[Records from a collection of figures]
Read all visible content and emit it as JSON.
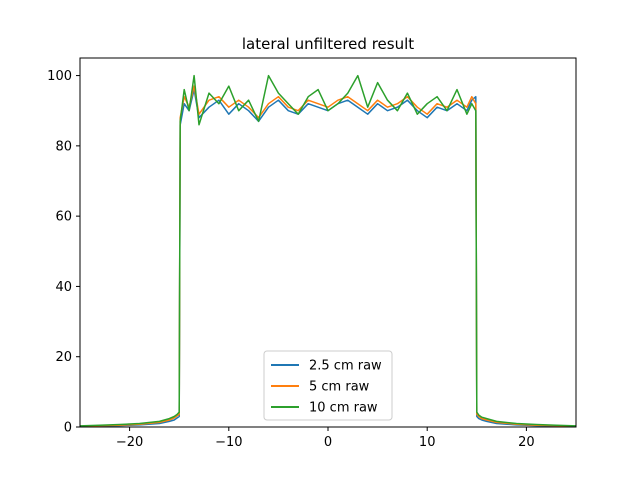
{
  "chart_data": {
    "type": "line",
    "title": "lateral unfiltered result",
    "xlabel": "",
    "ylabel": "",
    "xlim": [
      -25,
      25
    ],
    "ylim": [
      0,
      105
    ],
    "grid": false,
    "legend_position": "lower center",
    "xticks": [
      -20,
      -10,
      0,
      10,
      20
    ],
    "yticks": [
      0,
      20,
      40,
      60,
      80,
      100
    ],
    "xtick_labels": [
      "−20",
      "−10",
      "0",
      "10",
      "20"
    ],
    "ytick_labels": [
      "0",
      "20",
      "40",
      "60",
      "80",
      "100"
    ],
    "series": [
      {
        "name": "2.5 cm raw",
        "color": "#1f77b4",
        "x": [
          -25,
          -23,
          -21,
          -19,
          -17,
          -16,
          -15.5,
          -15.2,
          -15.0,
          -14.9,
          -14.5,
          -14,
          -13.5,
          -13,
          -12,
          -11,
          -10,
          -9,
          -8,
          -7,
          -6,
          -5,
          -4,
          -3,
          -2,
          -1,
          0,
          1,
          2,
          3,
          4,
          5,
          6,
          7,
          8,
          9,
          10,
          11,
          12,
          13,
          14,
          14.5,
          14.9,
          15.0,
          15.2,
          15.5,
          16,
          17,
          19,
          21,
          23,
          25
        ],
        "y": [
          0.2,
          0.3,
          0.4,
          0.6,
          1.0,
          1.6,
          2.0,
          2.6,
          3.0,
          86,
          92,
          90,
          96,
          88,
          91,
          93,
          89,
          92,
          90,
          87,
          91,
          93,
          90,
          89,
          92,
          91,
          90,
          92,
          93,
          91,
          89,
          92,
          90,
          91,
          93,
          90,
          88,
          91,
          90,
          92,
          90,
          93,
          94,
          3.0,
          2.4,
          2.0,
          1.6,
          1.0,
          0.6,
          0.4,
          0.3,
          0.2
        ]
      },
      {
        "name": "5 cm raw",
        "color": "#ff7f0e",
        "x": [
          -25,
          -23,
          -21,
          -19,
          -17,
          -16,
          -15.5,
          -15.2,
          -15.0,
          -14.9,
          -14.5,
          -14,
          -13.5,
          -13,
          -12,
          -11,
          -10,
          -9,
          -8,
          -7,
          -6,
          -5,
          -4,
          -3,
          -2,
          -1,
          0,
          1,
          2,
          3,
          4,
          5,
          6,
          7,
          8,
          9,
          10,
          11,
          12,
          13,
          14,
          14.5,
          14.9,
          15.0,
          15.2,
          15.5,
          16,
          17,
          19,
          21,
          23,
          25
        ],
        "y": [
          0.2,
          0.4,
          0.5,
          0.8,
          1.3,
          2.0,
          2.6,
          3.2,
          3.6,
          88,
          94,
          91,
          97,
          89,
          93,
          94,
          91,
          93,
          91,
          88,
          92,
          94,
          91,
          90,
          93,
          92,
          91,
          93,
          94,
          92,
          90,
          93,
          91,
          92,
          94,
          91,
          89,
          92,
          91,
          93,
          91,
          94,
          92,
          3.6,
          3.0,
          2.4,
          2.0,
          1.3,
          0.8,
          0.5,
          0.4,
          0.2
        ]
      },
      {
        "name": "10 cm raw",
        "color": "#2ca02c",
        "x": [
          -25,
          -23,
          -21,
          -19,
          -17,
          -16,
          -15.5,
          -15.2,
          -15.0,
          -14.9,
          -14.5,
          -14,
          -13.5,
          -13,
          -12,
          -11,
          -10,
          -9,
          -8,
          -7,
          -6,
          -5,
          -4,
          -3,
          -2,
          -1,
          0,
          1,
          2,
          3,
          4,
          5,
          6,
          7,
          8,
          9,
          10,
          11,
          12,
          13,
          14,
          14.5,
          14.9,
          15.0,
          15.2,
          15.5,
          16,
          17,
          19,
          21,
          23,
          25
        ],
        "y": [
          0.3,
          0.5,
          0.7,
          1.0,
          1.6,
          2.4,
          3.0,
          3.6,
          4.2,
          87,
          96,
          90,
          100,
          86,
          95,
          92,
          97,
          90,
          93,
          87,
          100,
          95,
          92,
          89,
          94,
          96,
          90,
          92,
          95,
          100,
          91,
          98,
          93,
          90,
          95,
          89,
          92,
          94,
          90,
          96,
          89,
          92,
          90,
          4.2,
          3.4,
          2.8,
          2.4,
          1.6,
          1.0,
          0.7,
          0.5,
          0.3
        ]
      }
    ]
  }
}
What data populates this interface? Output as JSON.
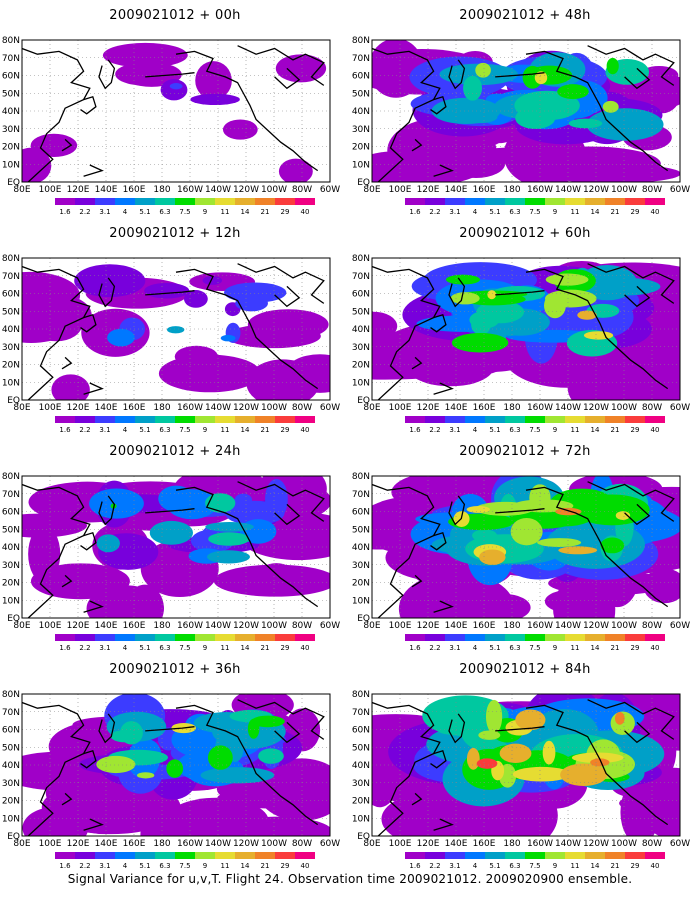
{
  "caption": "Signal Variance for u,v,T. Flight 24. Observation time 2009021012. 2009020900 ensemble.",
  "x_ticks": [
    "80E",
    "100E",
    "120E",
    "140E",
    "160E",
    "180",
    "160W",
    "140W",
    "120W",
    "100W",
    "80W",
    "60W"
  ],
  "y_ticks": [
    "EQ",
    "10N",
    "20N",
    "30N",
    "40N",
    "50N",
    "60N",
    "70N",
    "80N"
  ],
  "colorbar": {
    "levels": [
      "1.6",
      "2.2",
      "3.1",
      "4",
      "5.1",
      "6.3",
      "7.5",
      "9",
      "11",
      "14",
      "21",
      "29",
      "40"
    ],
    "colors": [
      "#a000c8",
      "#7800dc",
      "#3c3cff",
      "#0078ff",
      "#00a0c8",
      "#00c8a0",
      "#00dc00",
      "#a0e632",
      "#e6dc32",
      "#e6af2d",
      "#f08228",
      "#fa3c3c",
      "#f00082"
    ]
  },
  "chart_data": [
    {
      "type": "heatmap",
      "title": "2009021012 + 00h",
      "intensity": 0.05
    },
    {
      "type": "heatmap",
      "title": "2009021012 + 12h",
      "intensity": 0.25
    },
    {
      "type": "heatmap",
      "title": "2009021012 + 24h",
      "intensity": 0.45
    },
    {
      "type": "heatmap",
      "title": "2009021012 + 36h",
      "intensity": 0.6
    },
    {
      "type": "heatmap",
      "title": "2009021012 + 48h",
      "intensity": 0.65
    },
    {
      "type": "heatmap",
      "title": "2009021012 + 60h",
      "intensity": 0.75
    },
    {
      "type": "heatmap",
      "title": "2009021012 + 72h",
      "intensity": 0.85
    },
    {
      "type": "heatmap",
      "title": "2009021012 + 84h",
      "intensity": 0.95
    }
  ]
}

...

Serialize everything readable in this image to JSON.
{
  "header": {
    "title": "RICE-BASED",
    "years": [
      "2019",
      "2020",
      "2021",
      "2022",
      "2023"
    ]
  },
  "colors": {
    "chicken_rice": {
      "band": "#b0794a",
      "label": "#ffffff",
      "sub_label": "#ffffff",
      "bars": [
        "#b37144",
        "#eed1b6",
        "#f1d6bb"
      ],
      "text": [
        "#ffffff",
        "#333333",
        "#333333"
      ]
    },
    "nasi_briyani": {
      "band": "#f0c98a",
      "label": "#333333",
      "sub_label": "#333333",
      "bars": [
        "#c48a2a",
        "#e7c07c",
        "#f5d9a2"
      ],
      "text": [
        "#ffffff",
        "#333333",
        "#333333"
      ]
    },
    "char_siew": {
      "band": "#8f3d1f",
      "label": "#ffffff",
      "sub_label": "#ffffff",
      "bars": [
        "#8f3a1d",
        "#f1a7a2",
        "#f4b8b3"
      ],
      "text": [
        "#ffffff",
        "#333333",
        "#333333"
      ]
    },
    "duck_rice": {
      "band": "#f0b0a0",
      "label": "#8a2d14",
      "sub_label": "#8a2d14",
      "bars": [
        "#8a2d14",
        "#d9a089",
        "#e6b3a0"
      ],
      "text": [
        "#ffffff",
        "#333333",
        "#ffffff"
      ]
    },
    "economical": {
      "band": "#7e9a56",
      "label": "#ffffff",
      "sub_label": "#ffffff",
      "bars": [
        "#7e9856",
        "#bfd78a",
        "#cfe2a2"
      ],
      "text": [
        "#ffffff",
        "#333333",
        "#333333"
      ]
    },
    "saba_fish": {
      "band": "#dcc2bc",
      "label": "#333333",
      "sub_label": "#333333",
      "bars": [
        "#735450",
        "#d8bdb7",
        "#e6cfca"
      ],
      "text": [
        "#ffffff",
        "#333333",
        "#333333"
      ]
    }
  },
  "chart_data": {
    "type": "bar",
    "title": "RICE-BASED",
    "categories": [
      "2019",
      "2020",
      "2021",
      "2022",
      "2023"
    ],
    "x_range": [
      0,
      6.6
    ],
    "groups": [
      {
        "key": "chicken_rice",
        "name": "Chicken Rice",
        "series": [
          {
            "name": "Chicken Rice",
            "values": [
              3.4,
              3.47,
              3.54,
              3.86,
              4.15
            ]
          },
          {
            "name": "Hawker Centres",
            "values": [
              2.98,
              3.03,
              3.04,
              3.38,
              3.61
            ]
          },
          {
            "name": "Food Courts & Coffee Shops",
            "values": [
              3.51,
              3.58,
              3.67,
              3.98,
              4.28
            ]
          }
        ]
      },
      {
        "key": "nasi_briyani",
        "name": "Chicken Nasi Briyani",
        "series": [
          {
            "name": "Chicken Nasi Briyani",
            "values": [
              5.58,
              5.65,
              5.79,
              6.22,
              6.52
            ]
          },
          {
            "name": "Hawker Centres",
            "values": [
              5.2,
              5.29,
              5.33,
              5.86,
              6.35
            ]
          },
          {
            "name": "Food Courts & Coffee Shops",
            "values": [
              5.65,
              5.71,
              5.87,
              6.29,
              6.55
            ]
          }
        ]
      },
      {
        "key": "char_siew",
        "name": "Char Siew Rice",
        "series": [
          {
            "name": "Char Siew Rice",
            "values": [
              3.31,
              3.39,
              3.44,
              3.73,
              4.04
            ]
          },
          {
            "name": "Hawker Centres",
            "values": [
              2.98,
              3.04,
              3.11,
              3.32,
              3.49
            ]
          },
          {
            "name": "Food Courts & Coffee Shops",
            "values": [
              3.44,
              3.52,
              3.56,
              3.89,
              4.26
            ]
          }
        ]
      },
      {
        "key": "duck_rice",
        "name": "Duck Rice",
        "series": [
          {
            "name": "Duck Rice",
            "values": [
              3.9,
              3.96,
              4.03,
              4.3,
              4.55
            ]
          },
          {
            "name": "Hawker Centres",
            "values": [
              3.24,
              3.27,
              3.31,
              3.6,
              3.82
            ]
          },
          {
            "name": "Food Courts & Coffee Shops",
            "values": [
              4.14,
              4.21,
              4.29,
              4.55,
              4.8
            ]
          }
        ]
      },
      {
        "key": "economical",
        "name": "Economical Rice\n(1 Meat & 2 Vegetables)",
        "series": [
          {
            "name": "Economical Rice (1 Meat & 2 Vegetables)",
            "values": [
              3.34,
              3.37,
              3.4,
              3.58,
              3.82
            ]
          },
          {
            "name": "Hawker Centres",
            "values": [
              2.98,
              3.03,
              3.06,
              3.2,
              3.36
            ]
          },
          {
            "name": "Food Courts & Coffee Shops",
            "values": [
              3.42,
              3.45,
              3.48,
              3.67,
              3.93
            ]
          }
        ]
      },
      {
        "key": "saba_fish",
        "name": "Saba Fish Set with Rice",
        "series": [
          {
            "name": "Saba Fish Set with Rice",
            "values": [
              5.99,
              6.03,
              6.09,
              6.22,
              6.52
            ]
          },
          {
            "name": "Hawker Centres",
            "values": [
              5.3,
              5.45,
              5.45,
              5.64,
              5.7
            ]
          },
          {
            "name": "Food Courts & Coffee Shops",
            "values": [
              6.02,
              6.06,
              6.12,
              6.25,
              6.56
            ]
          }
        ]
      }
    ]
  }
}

| The request |
Give the number of lines in the records that contain the string "Vegetables", and nothing besides.

| Solution for this exercise |
2